╭─ GIVEN DATA
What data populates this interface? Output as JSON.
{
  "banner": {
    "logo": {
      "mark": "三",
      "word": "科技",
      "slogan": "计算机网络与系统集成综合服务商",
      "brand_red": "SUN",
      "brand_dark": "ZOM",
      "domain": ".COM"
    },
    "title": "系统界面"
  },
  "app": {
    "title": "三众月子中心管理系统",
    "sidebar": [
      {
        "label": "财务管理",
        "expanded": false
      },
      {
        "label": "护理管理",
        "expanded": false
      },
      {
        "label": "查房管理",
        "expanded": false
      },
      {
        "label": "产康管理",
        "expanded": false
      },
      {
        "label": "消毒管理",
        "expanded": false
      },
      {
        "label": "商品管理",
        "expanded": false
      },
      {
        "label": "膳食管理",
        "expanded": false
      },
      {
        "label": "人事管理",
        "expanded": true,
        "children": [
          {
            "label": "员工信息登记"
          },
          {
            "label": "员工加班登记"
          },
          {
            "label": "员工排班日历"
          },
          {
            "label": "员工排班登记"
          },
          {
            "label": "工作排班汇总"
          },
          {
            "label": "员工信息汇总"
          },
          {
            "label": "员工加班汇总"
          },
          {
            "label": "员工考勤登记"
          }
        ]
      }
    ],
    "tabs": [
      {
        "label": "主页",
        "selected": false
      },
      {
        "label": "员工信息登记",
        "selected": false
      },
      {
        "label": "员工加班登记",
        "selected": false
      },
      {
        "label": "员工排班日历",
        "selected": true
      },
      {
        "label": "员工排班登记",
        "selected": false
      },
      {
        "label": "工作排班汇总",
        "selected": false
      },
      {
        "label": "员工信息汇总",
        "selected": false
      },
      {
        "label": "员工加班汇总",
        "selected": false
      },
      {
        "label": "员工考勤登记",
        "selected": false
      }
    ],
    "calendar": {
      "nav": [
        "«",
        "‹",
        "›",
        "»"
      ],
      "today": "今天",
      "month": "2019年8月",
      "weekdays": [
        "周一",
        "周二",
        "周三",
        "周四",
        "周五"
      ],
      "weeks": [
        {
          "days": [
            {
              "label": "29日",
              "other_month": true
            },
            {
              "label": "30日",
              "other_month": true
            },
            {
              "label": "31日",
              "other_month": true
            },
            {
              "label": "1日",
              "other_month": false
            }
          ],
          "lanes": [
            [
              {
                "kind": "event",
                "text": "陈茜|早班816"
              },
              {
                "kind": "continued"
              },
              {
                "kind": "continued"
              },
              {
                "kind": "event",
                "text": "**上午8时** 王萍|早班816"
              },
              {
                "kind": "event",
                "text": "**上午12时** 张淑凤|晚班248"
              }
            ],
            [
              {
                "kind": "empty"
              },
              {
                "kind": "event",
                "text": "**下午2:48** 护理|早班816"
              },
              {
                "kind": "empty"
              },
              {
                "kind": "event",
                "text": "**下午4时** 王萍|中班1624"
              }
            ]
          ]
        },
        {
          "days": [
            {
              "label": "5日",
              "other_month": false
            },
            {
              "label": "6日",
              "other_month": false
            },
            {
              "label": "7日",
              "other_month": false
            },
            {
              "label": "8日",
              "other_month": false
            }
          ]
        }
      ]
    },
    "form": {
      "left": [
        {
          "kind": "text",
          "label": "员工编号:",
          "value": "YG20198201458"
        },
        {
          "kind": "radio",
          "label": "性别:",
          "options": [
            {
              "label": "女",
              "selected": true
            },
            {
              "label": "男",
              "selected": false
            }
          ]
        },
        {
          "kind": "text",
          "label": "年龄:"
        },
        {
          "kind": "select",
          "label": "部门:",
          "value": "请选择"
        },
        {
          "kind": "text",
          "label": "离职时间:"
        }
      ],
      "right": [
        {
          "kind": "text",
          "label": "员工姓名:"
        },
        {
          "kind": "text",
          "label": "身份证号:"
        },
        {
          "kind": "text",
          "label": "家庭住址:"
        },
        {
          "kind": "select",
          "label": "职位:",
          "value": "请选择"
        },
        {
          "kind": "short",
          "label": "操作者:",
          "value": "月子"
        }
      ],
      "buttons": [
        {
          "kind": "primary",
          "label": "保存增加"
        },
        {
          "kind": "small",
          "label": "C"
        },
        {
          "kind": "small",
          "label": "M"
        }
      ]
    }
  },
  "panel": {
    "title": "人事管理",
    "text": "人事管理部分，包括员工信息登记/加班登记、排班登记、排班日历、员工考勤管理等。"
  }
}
╰─
REQUEST. From the records above, please extract every line and repeat it exactly.

WORKED SOLUTION.
What data populates this interface? Output as JSON.
{
  "banner": {
    "logo": {
      "mark": "三",
      "word": "科技",
      "slogan": "计算机网络与系统集成综合服务商",
      "brand_red": "SUN",
      "brand_dark": "ZOM",
      "domain": ".COM"
    },
    "title": "系统界面"
  },
  "app": {
    "title": "三众月子中心管理系统",
    "sidebar": [
      {
        "label": "财务管理",
        "expanded": false
      },
      {
        "label": "护理管理",
        "expanded": false
      },
      {
        "label": "查房管理",
        "expanded": false
      },
      {
        "label": "产康管理",
        "expanded": false
      },
      {
        "label": "消毒管理",
        "expanded": false
      },
      {
        "label": "商品管理",
        "expanded": false
      },
      {
        "label": "膳食管理",
        "expanded": false
      },
      {
        "label": "人事管理",
        "expanded": true,
        "children": [
          {
            "label": "员工信息登记"
          },
          {
            "label": "员工加班登记"
          },
          {
            "label": "员工排班日历"
          },
          {
            "label": "员工排班登记"
          },
          {
            "label": "工作排班汇总"
          },
          {
            "label": "员工信息汇总"
          },
          {
            "label": "员工加班汇总"
          },
          {
            "label": "员工考勤登记"
          }
        ]
      }
    ],
    "tabs": [
      {
        "label": "主页",
        "selected": false
      },
      {
        "label": "员工信息登记",
        "selected": false
      },
      {
        "label": "员工加班登记",
        "selected": false
      },
      {
        "label": "员工排班日历",
        "selected": true
      },
      {
        "label": "员工排班登记",
        "selected": false
      },
      {
        "label": "工作排班汇总",
        "selected": false
      },
      {
        "label": "员工信息汇总",
        "selected": false
      },
      {
        "label": "员工加班汇总",
        "selected": false
      },
      {
        "label": "员工考勤登记",
        "selected": false
      }
    ],
    "calendar": {
      "nav": [
        "«",
        "‹",
        "›",
        "»"
      ],
      "today": "今天",
      "month": "2019年8月",
      "weekdays": [
        "周一",
        "周二",
        "周三",
        "周四",
        "周五"
      ],
      "weeks": [
        {
          "days": [
            {
              "label": "29日",
              "other_month": true
            },
            {
              "label": "30日",
              "other_month": true
            },
            {
              "label": "31日",
              "other_month": true
            },
            {
              "label": "1日",
              "other_month": false
            }
          ],
          "lanes": [
            [
              {
                "kind": "event",
                "text": "陈茜|早班816"
              },
              {
                "kind": "continued"
              },
              {
                "kind": "continued"
              },
              {
                "kind": "event",
                "text": "**上午8时** 王萍|早班816"
              },
              {
                "kind": "event",
                "text": "**上午12时** 张淑凤|晚班248"
              }
            ],
            [
              {
                "kind": "empty"
              },
              {
                "kind": "event",
                "text": "**下午2:48** 护理|早班816"
              },
              {
                "kind": "empty"
              },
              {
                "kind": "event",
                "text": "**下午4时** 王萍|中班1624"
              }
            ]
          ]
        },
        {
          "days": [
            {
              "label": "5日",
              "other_month": false
            },
            {
              "label": "6日",
              "other_month": false
            },
            {
              "label": "7日",
              "other_month": false
            },
            {
              "label": "8日",
              "other_month": false
            }
          ]
        }
      ]
    },
    "form": {
      "left": [
        {
          "kind": "text",
          "label": "员工编号:",
          "value": "YG20198201458"
        },
        {
          "kind": "radio",
          "label": "性别:",
          "options": [
            {
              "label": "女",
              "selected": true
            },
            {
              "label": "男",
              "selected": false
            }
          ]
        },
        {
          "kind": "text",
          "label": "年龄:"
        },
        {
          "kind": "select",
          "label": "部门:",
          "value": "请选择"
        },
        {
          "kind": "text",
          "label": "离职时间:"
        }
      ],
      "right": [
        {
          "kind": "text",
          "label": "员工姓名:"
        },
        {
          "kind": "text",
          "label": "身份证号:"
        },
        {
          "kind": "text",
          "label": "家庭住址:"
        },
        {
          "kind": "select",
          "label": "职位:",
          "value": "请选择"
        },
        {
          "kind": "short",
          "label": "操作者:",
          "value": "月子"
        }
      ],
      "buttons": [
        {
          "kind": "primary",
          "label": "保存增加"
        },
        {
          "kind": "small",
          "label": "C"
        },
        {
          "kind": "small",
          "label": "M"
        }
      ]
    }
  },
  "panel": {
    "title": "人事管理",
    "text": "人事管理部分，包括员工信息登记/加班登记、排班登记、排班日历、员工考勤管理等。"
  }
}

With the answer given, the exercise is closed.